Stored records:

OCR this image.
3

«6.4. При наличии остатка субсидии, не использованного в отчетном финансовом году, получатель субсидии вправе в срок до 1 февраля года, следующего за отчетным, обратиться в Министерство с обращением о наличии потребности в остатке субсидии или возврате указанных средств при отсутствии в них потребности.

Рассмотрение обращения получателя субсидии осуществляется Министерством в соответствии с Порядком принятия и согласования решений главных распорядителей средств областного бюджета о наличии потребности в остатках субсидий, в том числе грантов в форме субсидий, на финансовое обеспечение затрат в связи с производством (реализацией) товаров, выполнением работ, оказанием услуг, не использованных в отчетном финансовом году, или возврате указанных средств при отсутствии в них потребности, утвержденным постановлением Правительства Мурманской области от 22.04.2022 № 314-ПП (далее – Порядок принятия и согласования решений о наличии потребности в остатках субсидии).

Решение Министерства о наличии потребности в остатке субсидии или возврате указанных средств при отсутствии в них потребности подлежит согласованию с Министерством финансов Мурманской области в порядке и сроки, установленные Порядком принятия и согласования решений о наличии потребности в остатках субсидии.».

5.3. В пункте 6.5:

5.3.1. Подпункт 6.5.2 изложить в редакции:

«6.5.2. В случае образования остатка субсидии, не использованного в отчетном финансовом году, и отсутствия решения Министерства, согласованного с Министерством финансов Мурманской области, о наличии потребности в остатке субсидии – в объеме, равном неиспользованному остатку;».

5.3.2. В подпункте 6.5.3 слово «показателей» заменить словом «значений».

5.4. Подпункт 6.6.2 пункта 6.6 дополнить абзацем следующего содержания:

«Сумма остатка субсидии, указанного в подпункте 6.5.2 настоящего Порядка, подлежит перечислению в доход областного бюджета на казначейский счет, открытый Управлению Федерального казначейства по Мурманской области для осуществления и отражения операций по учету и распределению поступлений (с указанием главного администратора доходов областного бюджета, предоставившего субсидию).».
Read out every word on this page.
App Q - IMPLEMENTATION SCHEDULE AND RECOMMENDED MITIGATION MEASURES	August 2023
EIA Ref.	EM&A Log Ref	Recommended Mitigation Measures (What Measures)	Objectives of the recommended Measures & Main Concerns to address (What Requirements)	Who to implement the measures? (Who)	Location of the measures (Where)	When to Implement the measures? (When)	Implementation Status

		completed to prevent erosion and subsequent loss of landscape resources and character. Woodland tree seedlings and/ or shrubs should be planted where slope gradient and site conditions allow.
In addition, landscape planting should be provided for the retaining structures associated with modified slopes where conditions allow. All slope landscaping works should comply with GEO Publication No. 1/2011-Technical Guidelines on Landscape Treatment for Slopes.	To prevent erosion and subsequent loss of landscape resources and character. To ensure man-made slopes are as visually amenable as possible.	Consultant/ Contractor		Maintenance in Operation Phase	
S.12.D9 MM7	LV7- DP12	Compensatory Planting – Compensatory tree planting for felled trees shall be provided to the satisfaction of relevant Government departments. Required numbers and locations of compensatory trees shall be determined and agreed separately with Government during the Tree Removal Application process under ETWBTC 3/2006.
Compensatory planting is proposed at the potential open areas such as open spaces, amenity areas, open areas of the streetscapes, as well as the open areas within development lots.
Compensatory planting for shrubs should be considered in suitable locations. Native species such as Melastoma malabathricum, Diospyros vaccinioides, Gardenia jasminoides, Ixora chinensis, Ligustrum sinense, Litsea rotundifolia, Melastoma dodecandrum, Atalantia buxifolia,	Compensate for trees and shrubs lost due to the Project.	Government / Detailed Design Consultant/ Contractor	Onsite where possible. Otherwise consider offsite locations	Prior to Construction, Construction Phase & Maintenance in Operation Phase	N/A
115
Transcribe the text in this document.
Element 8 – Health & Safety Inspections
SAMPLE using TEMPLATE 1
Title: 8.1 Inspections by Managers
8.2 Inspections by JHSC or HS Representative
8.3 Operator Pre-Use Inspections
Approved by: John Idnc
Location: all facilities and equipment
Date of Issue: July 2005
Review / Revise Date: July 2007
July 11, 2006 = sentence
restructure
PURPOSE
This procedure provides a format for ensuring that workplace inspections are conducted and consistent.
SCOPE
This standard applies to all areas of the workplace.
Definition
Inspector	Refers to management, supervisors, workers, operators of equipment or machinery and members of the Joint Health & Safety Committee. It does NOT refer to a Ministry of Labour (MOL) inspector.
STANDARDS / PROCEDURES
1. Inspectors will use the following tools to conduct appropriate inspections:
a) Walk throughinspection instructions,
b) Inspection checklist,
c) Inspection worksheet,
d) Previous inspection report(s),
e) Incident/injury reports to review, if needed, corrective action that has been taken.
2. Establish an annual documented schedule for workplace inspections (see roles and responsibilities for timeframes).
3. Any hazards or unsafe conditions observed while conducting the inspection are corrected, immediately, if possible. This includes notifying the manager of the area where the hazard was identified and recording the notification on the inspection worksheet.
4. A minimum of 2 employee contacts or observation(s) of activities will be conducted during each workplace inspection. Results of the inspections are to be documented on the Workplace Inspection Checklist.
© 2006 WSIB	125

AIM OF THE EXERCISE —
Using the listing above, please repeat every entry exactly.

FINISHED TASK —
OCR this image.
3

«6.4. При наличии остатка субсидии, не использованного в отчетном финансовом году, получатель субсидии вправе в срок до 1 февраля года, следующего за отчетным, обратиться в Министерство с обращением о наличии потребности в остатке субсидии или возврате указанных средств при отсутствии в них потребности.

Рассмотрение обращения получателя субсидии осуществляется Министерством в соответствии с Порядком принятия и согласования решений главных распорядителей средств областного бюджета о наличии потребности в остатках субсидий, в том числе грантов в форме субсидий, на финансовое обеспечение затрат в связи с производством (реализацией) товаров, выполнением работ, оказанием услуг, не использованных в отчетном финансовом году, или возврате указанных средств при отсутствии в них потребности, утвержденным постановлением Правительства Мурманской области от 22.04.2022 № 314-ПП (далее – Порядок принятия и согласования решений о наличии потребности в остатках субсидии).

Решение Министерства о наличии потребности в остатке субсидии или возврате указанных средств при отсутствии в них потребности подлежит согласованию с Министерством финансов Мурманской области в порядке и сроки, установленные Порядком принятия и согласования решений о наличии потребности в остатках субсидии.».

5.3. В пункте 6.5:

5.3.1. Подпункт 6.5.2 изложить в редакции:

«6.5.2. В случае образования остатка субсидии, не использованного в отчетном финансовом году, и отсутствия решения Министерства, согласованного с Министерством финансов Мурманской области, о наличии потребности в остатке субсидии – в объеме, равном неиспользованному остатку;».

5.3.2. В подпункте 6.5.3 слово «показателей» заменить словом «значений».

5.4. Подпункт 6.6.2 пункта 6.6 дополнить абзацем следующего содержания:

«Сумма остатка субсидии, указанного в подпункте 6.5.2 настоящего Порядка, подлежит перечислению в доход областного бюджета на казначейский счет, открытый Управлению Федерального казначейства по Мурманской области для осуществления и отражения операций по учету и распределению поступлений (с указанием главного администратора доходов областного бюджета, предоставившего субсидию).».
Read out every word on this page.
App Q - IMPLEMENTATION SCHEDULE AND RECOMMENDED MITIGATION MEASURES	August 2023
EIA Ref.	EM&A Log Ref	Recommended Mitigation Measures (What Measures)	Objectives of the recommended Measures & Main Concerns to address (What Requirements)	Who to implement the measures? (Who)	Location of the measures (Where)	When to Implement the measures? (When)	Implementation Status

		completed to prevent erosion and subsequent loss of landscape resources and character. Woodland tree seedlings and/ or shrubs should be planted where slope gradient and site conditions allow.
In addition, landscape planting should be provided for the retaining structures associated with modified slopes where conditions allow. All slope landscaping works should comply with GEO Publication No. 1/2011-Technical Guidelines on Landscape Treatment for Slopes.	To prevent erosion and subsequent loss of landscape resources and character. To ensure man-made slopes are as visually amenable as possible.	Consultant/ Contractor		Maintenance in Operation Phase	
S.12.D9 MM7	LV7- DP12	Compensatory Planting – Compensatory tree planting for felled trees shall be provided to the satisfaction of relevant Government departments. Required numbers and locations of compensatory trees shall be determined and agreed separately with Government during the Tree Removal Application process under ETWBTC 3/2006.
Compensatory planting is proposed at the potential open areas such as open spaces, amenity areas, open areas of the streetscapes, as well as the open areas within development lots.
Compensatory planting for shrubs should be considered in suitable locations. Native species such as Melastoma malabathricum, Diospyros vaccinioides, Gardenia jasminoides, Ixora chinensis, Ligustrum sinense, Litsea rotundifolia, Melastoma dodecandrum, Atalantia buxifolia,	Compensate for trees and shrubs lost due to the Project.	Government / Detailed Design Consultant/ Contractor	Onsite where possible. Otherwise consider offsite locations	Prior to Construction, Construction Phase & Maintenance in Operation Phase	N/A
115
Transcribe the text in this document.
Element 8 – Health & Safety Inspections
SAMPLE using TEMPLATE 1
Title: 8.1 Inspections by Managers
8.2 Inspections by JHSC or HS Representative
8.3 Operator Pre-Use Inspections
Approved by: John Idnc
Location: all facilities and equipment
Date of Issue: July 2005
Review / Revise Date: July 2007
July 11, 2006 = sentence
restructure
PURPOSE
This procedure provides a format for ensuring that workplace inspections are conducted and consistent.
SCOPE
This standard applies to all areas of the workplace.
Definition
Inspector	Refers to management, supervisors, workers, operators of equipment or machinery and members of the Joint Health & Safety Committee. It does NOT refer to a Ministry of Labour (MOL) inspector.
STANDARDS / PROCEDURES
1. Inspectors will use the following tools to conduct appropriate inspections:
a) Walk throughinspection instructions,
b) Inspection checklist,
c) Inspection worksheet,
d) Previous inspection report(s),
e) Incident/injury reports to review, if needed, corrective action that has been taken.
2. Establish an annual documented schedule for workplace inspections (see roles and responsibilities for timeframes).
3. Any hazards or unsafe conditions observed while conducting the inspection are corrected, immediately, if possible. This includes notifying the manager of the area where the hazard was identified and recording the notification on the inspection worksheet.
4. A minimum of 2 employee contacts or observation(s) of activities will be conducted during each workplace inspection. Results of the inspections are to be documented on the Workplace Inspection Checklist.
© 2006 WSIB	125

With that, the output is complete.